PROBLEM: Copy out the lines that include the word "caption".

EXTRACTED ENTRIES:
──────────────────────────────
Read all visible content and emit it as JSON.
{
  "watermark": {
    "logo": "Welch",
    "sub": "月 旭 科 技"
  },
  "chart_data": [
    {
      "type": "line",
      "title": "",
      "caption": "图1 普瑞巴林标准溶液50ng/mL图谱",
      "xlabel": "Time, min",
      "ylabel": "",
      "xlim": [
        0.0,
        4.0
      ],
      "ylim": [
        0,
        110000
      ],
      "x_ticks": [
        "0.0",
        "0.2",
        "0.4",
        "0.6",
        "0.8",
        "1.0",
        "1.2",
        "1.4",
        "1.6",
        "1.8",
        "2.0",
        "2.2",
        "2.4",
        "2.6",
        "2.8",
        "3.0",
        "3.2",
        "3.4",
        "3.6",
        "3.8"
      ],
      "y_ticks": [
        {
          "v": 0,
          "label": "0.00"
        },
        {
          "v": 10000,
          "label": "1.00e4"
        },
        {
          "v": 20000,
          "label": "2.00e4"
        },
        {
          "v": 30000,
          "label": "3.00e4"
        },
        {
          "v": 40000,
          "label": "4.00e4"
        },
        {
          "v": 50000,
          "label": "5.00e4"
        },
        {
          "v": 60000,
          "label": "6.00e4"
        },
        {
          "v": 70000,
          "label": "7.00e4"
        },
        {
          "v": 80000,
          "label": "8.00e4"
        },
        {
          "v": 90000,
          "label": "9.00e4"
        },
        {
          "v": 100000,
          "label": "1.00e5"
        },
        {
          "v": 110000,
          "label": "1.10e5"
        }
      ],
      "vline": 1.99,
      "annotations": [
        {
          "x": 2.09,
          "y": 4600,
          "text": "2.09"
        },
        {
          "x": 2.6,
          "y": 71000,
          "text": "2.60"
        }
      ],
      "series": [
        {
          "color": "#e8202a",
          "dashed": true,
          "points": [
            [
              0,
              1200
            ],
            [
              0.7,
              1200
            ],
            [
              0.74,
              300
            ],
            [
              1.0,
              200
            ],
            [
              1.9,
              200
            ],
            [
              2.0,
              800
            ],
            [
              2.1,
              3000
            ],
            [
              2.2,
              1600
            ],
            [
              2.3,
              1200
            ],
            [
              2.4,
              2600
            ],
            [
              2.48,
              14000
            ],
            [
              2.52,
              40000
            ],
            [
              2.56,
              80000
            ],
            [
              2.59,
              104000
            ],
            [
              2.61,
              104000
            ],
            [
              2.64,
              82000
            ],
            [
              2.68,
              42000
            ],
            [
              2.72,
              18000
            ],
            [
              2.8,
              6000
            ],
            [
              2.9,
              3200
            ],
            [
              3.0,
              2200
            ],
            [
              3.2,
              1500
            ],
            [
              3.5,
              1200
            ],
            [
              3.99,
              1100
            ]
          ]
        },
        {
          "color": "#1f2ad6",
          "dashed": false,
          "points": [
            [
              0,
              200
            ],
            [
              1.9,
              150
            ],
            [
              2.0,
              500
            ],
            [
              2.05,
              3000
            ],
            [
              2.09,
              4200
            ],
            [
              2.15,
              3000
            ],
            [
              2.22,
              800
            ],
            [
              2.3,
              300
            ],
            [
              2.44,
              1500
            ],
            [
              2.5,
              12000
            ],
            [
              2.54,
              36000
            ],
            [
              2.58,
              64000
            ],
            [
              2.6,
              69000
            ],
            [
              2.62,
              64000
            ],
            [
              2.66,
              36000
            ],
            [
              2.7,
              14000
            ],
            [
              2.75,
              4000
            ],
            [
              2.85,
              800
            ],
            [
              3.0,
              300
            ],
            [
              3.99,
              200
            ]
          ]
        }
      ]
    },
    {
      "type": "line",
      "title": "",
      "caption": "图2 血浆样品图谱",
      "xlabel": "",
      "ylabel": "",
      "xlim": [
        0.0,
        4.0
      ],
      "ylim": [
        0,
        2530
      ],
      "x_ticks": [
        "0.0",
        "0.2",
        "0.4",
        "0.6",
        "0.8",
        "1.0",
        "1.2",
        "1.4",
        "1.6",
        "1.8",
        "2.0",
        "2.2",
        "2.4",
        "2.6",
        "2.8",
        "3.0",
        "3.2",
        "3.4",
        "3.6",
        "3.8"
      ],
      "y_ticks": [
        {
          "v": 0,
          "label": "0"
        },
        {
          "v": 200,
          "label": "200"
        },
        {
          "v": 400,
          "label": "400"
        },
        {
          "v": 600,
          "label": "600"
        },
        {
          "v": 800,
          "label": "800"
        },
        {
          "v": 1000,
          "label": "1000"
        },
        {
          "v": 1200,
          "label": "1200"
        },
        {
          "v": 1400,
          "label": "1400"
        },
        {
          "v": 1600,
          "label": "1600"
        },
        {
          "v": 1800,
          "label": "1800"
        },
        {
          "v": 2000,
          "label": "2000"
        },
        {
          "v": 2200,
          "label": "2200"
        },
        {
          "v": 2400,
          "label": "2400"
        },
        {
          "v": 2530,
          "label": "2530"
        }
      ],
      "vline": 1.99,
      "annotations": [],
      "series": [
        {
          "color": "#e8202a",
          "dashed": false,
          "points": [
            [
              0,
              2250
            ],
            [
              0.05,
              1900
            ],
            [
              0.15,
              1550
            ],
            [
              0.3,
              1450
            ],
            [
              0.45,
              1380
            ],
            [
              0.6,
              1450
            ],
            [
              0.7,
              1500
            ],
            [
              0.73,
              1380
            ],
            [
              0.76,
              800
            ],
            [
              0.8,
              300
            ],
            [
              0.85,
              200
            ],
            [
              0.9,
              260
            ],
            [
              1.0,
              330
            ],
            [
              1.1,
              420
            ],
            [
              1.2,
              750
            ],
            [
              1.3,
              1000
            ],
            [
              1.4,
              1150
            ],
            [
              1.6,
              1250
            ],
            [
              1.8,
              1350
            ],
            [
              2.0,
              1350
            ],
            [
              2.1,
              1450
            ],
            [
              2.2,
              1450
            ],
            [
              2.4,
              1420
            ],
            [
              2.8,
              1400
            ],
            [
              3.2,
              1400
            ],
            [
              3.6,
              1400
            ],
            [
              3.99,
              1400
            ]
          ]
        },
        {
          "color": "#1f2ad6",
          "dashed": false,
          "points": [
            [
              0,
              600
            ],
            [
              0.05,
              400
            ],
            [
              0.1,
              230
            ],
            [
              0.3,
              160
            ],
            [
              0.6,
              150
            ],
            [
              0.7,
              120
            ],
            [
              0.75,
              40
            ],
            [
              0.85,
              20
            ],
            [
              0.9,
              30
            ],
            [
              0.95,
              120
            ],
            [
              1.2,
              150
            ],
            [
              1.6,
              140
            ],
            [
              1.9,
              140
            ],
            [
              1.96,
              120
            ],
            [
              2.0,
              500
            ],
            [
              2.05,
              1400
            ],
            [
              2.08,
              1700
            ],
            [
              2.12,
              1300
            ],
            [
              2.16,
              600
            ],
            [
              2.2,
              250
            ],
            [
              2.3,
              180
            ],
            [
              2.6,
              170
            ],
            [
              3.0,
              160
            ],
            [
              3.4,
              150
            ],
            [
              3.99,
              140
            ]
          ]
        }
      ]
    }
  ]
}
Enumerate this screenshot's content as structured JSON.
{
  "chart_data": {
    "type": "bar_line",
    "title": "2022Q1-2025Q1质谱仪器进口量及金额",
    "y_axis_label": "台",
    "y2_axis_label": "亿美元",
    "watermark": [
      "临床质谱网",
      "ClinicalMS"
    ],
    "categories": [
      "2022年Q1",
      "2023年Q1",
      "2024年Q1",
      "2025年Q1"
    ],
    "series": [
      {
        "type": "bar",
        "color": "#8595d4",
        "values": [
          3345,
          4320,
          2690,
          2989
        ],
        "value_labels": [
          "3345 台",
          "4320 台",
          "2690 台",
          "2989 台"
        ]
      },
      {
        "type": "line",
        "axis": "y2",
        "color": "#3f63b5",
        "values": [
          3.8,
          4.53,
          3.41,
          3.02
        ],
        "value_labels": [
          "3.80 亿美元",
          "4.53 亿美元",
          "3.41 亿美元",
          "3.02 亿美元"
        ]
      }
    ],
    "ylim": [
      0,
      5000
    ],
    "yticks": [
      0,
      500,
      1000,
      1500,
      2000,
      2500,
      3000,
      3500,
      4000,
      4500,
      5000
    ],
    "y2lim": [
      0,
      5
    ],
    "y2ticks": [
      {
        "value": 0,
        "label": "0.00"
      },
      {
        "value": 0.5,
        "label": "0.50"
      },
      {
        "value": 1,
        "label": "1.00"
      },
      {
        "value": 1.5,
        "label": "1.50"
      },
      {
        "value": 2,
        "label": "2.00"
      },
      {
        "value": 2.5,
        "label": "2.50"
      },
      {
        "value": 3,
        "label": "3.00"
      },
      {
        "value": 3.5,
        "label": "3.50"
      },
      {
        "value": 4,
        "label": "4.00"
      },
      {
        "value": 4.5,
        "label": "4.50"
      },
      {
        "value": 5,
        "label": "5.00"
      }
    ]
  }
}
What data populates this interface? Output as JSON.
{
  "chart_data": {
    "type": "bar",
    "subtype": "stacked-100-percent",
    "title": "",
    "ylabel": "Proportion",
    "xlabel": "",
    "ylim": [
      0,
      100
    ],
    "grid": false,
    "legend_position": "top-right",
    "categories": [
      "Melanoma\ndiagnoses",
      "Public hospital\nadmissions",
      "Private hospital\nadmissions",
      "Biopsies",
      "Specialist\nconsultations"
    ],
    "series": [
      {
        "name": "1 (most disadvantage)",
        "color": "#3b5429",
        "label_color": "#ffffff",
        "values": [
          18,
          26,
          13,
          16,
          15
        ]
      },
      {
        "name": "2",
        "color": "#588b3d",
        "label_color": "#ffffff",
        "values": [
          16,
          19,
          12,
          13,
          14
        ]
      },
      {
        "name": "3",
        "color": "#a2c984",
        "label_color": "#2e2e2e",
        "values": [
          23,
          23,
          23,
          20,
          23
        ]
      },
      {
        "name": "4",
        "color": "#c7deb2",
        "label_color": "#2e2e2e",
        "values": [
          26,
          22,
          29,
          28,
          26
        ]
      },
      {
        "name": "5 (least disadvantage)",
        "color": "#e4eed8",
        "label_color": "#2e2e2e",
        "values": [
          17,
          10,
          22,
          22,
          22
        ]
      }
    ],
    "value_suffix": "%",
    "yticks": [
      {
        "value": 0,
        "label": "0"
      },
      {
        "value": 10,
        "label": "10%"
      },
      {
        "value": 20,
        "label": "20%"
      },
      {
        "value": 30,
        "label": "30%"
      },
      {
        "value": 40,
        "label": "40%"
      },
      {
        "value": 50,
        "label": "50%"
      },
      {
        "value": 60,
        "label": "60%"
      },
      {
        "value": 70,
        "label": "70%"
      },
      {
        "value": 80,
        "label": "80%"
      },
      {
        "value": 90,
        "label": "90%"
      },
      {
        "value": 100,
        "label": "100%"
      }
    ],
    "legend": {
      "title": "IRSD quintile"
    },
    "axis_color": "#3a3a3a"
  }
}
──────────────────────────────
EXERCISE ANSWER:
      "caption": "图1 普瑞巴林标准溶液50ng/mL图谱",
      "caption": "图2 血浆样品图谱",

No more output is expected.